[Begin]

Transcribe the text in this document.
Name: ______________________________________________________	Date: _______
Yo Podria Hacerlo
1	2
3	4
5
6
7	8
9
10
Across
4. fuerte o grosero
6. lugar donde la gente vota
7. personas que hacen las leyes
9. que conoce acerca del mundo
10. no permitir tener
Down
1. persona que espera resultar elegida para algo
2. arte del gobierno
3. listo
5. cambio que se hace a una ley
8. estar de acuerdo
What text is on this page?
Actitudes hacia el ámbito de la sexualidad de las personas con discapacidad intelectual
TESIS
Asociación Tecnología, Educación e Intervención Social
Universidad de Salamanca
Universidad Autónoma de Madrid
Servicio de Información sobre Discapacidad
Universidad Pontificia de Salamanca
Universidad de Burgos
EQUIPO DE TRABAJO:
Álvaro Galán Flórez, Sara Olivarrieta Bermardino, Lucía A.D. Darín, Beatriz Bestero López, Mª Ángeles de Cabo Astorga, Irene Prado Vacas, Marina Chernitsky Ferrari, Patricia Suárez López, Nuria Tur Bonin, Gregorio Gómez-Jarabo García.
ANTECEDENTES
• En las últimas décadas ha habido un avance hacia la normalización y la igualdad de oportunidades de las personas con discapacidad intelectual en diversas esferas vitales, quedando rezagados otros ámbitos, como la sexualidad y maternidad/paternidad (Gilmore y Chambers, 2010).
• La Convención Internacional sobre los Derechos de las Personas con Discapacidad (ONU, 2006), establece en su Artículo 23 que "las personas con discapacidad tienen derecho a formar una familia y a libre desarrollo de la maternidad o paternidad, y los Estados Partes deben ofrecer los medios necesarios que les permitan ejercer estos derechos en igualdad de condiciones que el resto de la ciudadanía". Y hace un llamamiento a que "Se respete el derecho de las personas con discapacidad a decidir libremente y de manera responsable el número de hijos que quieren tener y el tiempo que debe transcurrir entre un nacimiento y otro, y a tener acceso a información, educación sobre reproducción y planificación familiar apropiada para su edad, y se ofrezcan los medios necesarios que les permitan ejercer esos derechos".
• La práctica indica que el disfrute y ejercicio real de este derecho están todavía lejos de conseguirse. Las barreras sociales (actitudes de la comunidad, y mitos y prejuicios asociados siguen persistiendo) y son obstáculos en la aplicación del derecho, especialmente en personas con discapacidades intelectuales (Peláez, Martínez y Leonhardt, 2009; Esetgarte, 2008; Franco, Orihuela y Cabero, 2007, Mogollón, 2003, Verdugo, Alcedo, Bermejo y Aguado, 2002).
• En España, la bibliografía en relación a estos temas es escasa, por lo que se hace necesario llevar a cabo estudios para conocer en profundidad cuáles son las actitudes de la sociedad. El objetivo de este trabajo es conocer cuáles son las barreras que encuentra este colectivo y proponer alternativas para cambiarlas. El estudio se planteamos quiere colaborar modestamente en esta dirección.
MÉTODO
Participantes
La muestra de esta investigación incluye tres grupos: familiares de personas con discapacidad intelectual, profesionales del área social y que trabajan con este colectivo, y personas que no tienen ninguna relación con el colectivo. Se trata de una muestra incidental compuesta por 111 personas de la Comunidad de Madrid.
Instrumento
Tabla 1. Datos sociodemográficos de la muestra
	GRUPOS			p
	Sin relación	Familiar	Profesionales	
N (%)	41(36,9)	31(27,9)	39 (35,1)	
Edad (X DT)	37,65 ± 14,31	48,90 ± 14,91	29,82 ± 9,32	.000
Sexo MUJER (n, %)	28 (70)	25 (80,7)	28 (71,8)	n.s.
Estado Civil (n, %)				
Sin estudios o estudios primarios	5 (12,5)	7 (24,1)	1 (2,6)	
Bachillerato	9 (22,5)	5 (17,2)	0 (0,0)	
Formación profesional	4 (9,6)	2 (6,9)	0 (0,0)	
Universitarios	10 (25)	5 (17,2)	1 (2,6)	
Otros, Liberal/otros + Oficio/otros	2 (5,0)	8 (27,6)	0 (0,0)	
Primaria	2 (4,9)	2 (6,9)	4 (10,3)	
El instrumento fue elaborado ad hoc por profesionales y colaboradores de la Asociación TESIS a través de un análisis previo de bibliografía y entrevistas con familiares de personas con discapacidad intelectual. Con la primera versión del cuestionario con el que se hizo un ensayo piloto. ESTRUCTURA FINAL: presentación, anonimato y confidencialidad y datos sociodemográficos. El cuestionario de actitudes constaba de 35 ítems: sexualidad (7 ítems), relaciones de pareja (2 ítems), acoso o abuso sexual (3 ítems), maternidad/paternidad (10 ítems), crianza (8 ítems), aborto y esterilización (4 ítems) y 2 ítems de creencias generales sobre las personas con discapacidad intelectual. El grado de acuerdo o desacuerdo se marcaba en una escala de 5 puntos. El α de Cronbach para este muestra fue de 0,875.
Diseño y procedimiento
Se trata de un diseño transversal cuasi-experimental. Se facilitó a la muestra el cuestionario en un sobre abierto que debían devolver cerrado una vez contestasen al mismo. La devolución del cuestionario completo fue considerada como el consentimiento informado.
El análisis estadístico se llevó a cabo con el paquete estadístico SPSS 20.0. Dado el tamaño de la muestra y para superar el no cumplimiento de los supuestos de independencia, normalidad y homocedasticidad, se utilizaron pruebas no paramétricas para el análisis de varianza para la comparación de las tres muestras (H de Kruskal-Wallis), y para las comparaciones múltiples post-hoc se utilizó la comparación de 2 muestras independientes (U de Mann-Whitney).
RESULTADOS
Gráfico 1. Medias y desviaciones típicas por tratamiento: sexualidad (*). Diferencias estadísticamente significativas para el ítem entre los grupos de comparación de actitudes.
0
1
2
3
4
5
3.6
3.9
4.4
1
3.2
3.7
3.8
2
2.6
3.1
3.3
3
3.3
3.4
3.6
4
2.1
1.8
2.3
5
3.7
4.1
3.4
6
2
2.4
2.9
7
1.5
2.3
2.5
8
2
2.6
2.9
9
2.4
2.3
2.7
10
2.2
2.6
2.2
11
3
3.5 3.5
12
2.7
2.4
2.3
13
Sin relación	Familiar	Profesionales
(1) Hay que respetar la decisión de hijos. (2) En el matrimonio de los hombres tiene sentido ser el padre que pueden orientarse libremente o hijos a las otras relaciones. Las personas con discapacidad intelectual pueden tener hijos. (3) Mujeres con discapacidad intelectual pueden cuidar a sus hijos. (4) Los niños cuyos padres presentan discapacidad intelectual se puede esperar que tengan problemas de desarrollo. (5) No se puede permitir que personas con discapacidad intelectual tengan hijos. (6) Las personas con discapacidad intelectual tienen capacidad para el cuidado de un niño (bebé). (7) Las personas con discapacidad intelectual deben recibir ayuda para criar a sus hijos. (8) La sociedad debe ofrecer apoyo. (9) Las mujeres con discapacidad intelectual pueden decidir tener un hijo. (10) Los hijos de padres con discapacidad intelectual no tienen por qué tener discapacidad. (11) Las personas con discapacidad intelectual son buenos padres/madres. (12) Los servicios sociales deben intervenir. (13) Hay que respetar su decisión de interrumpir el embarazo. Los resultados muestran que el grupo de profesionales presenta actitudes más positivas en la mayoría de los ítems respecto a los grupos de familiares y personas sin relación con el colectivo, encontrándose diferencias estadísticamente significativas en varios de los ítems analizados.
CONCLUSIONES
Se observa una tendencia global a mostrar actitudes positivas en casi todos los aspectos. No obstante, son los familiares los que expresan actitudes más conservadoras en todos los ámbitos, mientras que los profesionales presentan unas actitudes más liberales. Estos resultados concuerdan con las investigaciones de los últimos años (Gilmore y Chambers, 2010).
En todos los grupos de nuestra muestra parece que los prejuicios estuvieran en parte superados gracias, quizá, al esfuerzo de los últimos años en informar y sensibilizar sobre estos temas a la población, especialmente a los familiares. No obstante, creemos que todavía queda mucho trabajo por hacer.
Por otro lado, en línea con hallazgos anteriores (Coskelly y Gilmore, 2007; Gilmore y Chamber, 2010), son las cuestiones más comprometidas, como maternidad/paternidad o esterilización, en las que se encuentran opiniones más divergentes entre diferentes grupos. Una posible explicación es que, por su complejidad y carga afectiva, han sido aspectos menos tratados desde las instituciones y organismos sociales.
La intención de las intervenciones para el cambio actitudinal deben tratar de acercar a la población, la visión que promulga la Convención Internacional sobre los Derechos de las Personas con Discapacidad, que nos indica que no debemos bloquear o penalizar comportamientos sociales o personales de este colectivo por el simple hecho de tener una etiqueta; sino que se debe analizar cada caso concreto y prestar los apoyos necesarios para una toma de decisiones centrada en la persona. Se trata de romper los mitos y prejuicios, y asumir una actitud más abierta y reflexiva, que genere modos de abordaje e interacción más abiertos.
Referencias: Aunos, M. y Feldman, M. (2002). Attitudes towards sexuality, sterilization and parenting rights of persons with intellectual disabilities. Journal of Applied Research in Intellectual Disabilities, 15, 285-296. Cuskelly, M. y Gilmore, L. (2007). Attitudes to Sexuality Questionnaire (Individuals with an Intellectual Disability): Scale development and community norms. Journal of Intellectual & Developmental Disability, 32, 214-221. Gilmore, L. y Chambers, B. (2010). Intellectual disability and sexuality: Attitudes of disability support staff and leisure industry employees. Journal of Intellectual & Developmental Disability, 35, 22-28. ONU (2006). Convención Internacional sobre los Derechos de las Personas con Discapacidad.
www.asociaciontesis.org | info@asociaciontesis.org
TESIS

[End]

* [Instructions for the task] Check each line of the records for "Salamanca" and copy the ones that contain it.

* [Answer for this exercise]
Universidad de Salamanca
Universidad Pontificia de Salamanca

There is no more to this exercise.